Work instructions: Read the data and repeat it in full, exactly.

begin Exercise materials

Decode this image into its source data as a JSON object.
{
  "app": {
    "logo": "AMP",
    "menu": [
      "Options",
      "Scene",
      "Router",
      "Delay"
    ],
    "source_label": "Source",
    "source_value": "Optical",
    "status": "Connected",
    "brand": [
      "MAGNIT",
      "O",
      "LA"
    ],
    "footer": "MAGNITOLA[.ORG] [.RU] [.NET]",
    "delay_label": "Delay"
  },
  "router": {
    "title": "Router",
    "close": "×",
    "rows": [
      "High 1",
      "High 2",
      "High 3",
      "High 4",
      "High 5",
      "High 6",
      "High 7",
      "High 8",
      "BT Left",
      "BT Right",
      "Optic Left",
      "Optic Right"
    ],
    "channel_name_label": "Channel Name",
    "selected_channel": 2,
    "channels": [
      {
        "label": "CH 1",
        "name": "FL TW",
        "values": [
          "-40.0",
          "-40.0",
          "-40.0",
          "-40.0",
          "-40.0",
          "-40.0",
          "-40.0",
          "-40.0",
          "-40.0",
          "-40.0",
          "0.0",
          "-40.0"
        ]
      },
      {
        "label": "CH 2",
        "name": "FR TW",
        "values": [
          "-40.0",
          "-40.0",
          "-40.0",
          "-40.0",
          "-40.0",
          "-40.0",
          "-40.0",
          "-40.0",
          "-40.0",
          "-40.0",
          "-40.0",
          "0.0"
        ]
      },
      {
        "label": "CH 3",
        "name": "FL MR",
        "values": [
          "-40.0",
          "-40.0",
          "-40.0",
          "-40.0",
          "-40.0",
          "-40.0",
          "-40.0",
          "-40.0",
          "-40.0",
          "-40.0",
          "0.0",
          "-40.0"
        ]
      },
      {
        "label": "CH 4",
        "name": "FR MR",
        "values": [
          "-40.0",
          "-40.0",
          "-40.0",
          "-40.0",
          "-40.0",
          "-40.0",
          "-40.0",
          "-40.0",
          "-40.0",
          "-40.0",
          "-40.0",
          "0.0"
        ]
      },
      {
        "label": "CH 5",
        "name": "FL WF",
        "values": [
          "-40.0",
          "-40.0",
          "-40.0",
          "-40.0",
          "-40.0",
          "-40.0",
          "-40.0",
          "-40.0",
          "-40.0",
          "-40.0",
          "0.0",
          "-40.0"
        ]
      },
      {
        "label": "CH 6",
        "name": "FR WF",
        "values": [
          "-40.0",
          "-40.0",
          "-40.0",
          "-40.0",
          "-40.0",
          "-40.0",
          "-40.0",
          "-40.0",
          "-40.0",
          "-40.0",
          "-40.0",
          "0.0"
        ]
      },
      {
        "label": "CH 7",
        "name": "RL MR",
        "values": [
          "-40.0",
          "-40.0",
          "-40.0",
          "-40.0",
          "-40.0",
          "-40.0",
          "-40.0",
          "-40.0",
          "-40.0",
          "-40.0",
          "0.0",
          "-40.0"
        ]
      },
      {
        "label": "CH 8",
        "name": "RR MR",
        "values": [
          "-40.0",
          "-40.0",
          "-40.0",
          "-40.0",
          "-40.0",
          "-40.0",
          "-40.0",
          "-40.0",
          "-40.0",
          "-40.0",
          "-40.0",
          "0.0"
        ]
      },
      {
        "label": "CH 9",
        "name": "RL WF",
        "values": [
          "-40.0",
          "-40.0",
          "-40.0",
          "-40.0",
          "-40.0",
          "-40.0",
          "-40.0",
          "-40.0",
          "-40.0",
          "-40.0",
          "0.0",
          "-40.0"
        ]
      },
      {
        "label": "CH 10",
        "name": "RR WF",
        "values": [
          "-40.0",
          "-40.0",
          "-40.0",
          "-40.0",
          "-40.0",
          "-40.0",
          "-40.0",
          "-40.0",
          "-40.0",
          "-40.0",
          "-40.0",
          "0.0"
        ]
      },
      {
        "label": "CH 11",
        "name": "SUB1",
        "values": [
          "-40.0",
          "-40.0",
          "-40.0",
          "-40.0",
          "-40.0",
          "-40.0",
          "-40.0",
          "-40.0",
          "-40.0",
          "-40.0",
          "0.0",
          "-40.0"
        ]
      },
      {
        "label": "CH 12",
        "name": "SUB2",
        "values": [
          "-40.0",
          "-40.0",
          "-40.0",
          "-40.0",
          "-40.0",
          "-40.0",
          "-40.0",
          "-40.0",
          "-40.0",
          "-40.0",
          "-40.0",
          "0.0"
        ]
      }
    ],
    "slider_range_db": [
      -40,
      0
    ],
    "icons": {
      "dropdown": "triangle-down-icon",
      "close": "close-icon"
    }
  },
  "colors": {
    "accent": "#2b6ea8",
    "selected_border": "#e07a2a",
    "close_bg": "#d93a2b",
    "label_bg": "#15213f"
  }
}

end Exercise materials

Solution:
Decode this image into its source data as a JSON object.
{
  "app": {
    "logo": "AMP",
    "menu": [
      "Options",
      "Scene",
      "Router",
      "Delay"
    ],
    "source_label": "Source",
    "source_value": "Optical",
    "status": "Connected",
    "brand": [
      "MAGNIT",
      "O",
      "LA"
    ],
    "footer": "MAGNITOLA[.ORG] [.RU] [.NET]",
    "delay_label": "Delay"
  },
  "router": {
    "title": "Router",
    "close": "×",
    "rows": [
      "High 1",
      "High 2",
      "High 3",
      "High 4",
      "High 5",
      "High 6",
      "High 7",
      "High 8",
      "BT Left",
      "BT Right",
      "Optic Left",
      "Optic Right"
    ],
    "channel_name_label": "Channel Name",
    "selected_channel": 2,
    "channels": [
      {
        "label": "CH 1",
        "name": "FL TW",
        "values": [
          "-40.0",
          "-40.0",
          "-40.0",
          "-40.0",
          "-40.0",
          "-40.0",
          "-40.0",
          "-40.0",
          "-40.0",
          "-40.0",
          "0.0",
          "-40.0"
        ]
      },
      {
        "label": "CH 2",
        "name": "FR TW",
        "values": [
          "-40.0",
          "-40.0",
          "-40.0",
          "-40.0",
          "-40.0",
          "-40.0",
          "-40.0",
          "-40.0",
          "-40.0",
          "-40.0",
          "-40.0",
          "0.0"
        ]
      },
      {
        "label": "CH 3",
        "name": "FL MR",
        "values": [
          "-40.0",
          "-40.0",
          "-40.0",
          "-40.0",
          "-40.0",
          "-40.0",
          "-40.0",
          "-40.0",
          "-40.0",
          "-40.0",
          "0.0",
          "-40.0"
        ]
      },
      {
        "label": "CH 4",
        "name": "FR MR",
        "values": [
          "-40.0",
          "-40.0",
          "-40.0",
          "-40.0",
          "-40.0",
          "-40.0",
          "-40.0",
          "-40.0",
          "-40.0",
          "-40.0",
          "-40.0",
          "0.0"
        ]
      },
      {
        "label": "CH 5",
        "name": "FL WF",
        "values": [
          "-40.0",
          "-40.0",
          "-40.0",
          "-40.0",
          "-40.0",
          "-40.0",
          "-40.0",
          "-40.0",
          "-40.0",
          "-40.0",
          "0.0",
          "-40.0"
        ]
      },
      {
        "label": "CH 6",
        "name": "FR WF",
        "values": [
          "-40.0",
          "-40.0",
          "-40.0",
          "-40.0",
          "-40.0",
          "-40.0",
          "-40.0",
          "-40.0",
          "-40.0",
          "-40.0",
          "-40.0",
          "0.0"
        ]
      },
      {
        "label": "CH 7",
        "name": "RL MR",
        "values": [
          "-40.0",
          "-40.0",
          "-40.0",
          "-40.0",
          "-40.0",
          "-40.0",
          "-40.0",
          "-40.0",
          "-40.0",
          "-40.0",
          "0.0",
          "-40.0"
        ]
      },
      {
        "label": "CH 8",
        "name": "RR MR",
        "values": [
          "-40.0",
          "-40.0",
          "-40.0",
          "-40.0",
          "-40.0",
          "-40.0",
          "-40.0",
          "-40.0",
          "-40.0",
          "-40.0",
          "-40.0",
          "0.0"
        ]
      },
      {
        "label": "CH 9",
        "name": "RL WF",
        "values": [
          "-40.0",
          "-40.0",
          "-40.0",
          "-40.0",
          "-40.0",
          "-40.0",
          "-40.0",
          "-40.0",
          "-40.0",
          "-40.0",
          "0.0",
          "-40.0"
        ]
      },
      {
        "label": "CH 10",
        "name": "RR WF",
        "values": [
          "-40.0",
          "-40.0",
          "-40.0",
          "-40.0",
          "-40.0",
          "-40.0",
          "-40.0",
          "-40.0",
          "-40.0",
          "-40.0",
          "-40.0",
          "0.0"
        ]
      },
      {
        "label": "CH 11",
        "name": "SUB1",
        "values": [
          "-40.0",
          "-40.0",
          "-40.0",
          "-40.0",
          "-40.0",
          "-40.0",
          "-40.0",
          "-40.0",
          "-40.0",
          "-40.0",
          "0.0",
          "-40.0"
        ]
      },
      {
        "label": "CH 12",
        "name": "SUB2",
        "values": [
          "-40.0",
          "-40.0",
          "-40.0",
          "-40.0",
          "-40.0",
          "-40.0",
          "-40.0",
          "-40.0",
          "-40.0",
          "-40.0",
          "-40.0",
          "0.0"
        ]
      }
    ],
    "slider_range_db": [
      -40,
      0
    ],
    "icons": {
      "dropdown": "triangle-down-icon",
      "close": "close-icon"
    }
  },
  "colors": {
    "accent": "#2b6ea8",
    "selected_border": "#e07a2a",
    "close_bg": "#d93a2b",
    "label_bg": "#15213f"
  }
}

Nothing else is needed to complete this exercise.